_INSTRUCTIONS TO FOLLOW_
Print exactly, and only, the lines running from the line containing "What's the underlying" through the end of the records below.

_RECORDS PROVIDED_
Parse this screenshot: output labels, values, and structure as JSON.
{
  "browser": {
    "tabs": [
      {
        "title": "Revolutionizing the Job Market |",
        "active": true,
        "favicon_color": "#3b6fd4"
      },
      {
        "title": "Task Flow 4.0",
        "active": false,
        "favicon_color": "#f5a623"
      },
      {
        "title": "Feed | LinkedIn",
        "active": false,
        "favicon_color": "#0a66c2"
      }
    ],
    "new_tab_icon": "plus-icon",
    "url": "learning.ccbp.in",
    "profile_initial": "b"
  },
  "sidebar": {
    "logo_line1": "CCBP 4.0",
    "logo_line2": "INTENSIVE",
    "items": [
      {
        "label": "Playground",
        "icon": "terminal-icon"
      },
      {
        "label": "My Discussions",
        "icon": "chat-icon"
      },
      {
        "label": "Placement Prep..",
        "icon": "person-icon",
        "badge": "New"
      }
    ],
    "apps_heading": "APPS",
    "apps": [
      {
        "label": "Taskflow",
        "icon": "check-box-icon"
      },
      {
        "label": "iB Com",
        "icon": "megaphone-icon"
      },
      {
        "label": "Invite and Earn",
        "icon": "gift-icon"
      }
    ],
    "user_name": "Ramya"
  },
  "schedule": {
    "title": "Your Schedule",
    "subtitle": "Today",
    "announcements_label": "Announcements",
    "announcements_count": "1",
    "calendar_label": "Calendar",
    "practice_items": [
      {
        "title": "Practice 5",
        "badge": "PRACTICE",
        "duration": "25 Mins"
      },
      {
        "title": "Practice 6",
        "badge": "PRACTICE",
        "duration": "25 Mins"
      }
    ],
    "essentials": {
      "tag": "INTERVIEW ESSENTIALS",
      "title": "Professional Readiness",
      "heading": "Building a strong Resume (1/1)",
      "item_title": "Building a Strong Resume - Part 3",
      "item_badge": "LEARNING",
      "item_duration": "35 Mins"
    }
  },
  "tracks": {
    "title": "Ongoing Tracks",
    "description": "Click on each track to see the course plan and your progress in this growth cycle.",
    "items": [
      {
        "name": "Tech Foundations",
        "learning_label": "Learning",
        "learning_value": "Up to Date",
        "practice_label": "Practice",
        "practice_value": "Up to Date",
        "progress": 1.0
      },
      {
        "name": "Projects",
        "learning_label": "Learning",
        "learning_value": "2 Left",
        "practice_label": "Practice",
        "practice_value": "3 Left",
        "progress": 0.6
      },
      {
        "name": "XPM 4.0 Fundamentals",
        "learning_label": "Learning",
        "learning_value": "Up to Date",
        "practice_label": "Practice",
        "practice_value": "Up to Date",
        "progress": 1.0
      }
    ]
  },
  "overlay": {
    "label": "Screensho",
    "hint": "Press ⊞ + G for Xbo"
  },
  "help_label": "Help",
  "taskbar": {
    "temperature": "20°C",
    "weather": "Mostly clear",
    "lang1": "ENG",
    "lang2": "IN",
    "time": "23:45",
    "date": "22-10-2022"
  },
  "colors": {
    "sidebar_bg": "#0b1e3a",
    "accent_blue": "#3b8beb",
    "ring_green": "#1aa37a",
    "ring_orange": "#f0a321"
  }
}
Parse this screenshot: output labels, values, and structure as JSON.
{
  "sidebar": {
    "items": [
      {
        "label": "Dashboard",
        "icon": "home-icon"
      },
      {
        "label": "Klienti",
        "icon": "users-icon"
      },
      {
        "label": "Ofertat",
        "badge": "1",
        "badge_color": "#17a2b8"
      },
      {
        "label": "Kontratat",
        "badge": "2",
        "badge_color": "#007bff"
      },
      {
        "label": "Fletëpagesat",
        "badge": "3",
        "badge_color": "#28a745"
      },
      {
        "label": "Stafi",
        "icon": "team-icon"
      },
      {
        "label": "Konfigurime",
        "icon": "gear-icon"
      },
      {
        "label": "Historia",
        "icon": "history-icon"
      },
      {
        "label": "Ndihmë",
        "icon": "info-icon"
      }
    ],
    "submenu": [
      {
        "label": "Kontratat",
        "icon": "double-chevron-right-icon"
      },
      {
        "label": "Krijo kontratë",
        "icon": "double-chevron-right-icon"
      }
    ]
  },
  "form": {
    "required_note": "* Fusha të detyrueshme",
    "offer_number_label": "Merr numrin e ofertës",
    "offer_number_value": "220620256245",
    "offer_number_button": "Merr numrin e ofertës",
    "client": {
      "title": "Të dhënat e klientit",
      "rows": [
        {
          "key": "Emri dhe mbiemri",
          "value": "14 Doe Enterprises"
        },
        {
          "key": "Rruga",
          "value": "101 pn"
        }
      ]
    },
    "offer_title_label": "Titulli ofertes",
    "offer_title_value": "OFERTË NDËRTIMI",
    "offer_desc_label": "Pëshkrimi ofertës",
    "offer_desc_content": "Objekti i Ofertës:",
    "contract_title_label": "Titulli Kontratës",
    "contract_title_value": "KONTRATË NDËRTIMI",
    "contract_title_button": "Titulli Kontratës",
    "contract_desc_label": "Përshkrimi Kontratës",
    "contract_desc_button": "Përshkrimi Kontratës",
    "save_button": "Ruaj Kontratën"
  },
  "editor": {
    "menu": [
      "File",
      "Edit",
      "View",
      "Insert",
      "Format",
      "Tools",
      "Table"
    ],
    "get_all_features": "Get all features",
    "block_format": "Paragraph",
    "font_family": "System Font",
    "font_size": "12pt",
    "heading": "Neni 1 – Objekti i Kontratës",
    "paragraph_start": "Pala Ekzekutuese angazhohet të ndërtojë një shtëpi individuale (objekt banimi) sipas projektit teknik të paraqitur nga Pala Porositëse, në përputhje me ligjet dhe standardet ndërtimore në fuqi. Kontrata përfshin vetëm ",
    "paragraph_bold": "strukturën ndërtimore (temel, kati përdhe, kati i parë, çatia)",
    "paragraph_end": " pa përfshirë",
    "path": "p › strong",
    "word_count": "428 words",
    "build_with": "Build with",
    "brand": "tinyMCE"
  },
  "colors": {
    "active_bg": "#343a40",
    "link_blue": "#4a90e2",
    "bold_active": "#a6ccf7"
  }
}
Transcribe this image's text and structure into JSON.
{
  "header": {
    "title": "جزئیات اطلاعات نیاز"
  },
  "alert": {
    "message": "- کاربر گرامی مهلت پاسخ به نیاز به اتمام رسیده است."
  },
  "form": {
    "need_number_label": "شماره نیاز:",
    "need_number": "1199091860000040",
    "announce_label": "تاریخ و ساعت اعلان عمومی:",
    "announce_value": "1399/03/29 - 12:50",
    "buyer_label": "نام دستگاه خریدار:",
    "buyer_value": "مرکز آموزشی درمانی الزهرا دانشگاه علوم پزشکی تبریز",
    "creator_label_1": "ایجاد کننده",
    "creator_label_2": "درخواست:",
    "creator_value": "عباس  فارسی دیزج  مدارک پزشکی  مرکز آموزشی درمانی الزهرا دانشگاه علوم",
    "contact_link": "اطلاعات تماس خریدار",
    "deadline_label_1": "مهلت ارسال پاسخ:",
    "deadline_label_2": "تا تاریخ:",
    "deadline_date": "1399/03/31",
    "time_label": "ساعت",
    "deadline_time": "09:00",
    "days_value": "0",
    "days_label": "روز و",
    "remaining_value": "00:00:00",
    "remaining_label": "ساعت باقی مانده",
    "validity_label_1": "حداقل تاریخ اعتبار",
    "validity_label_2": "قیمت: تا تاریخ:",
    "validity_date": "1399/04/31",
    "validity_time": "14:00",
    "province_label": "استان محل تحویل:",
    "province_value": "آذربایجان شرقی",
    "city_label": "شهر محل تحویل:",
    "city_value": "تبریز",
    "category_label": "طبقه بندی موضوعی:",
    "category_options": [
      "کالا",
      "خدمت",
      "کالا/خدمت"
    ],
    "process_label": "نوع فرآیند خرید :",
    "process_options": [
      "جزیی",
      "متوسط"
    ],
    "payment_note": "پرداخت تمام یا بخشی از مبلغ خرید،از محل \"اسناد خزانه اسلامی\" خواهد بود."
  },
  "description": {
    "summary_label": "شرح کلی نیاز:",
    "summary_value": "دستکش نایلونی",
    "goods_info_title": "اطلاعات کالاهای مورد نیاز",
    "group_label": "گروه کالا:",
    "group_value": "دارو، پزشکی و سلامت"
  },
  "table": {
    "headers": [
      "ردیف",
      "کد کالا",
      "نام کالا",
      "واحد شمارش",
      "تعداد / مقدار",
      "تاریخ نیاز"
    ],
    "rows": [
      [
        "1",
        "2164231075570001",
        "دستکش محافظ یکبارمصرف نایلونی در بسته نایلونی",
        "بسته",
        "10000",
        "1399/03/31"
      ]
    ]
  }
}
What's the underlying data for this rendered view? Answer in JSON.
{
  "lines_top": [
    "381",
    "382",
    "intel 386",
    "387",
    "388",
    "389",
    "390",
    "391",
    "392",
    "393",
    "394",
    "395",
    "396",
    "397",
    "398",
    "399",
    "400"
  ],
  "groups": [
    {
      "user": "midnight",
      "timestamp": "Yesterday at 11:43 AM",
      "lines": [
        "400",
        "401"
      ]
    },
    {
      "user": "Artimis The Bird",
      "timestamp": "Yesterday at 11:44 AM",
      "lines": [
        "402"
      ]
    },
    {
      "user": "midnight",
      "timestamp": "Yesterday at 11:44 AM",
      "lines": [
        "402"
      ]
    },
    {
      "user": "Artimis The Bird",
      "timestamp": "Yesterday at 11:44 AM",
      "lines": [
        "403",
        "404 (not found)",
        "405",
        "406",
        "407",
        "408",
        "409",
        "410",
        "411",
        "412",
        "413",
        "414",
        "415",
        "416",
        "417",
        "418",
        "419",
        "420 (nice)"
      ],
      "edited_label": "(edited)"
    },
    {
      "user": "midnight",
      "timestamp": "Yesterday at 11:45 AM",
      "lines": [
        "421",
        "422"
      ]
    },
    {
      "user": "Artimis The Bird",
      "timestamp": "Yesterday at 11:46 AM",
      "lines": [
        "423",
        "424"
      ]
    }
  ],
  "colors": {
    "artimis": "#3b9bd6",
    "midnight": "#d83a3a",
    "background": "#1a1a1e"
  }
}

_PROBLEM SOLUTION_
What's the underlying data for this rendered view? Answer in JSON.
{
  "lines_top": [
    "381",
    "382",
    "intel 386",
    "387",
    "388",
    "389",
    "390",
    "391",
    "392",
    "393",
    "394",
    "395",
    "396",
    "397",
    "398",
    "399",
    "400"
  ],
  "groups": [
    {
      "user": "midnight",
      "timestamp": "Yesterday at 11:43 AM",
      "lines": [
        "400",
        "401"
      ]
    },
    {
      "user": "Artimis The Bird",
      "timestamp": "Yesterday at 11:44 AM",
      "lines": [
        "402"
      ]
    },
    {
      "user": "midnight",
      "timestamp": "Yesterday at 11:44 AM",
      "lines": [
        "402"
      ]
    },
    {
      "user": "Artimis The Bird",
      "timestamp": "Yesterday at 11:44 AM",
      "lines": [
        "403",
        "404 (not found)",
        "405",
        "406",
        "407",
        "408",
        "409",
        "410",
        "411",
        "412",
        "413",
        "414",
        "415",
        "416",
        "417",
        "418",
        "419",
        "420 (nice)"
      ],
      "edited_label": "(edited)"
    },
    {
      "user": "midnight",
      "timestamp": "Yesterday at 11:45 AM",
      "lines": [
        "421",
        "422"
      ]
    },
    {
      "user": "Artimis The Bird",
      "timestamp": "Yesterday at 11:46 AM",
      "lines": [
        "423",
        "424"
      ]
    }
  ],
  "colors": {
    "artimis": "#3b9bd6",
    "midnight": "#d83a3a",
    "background": "#1a1a1e"
  }
}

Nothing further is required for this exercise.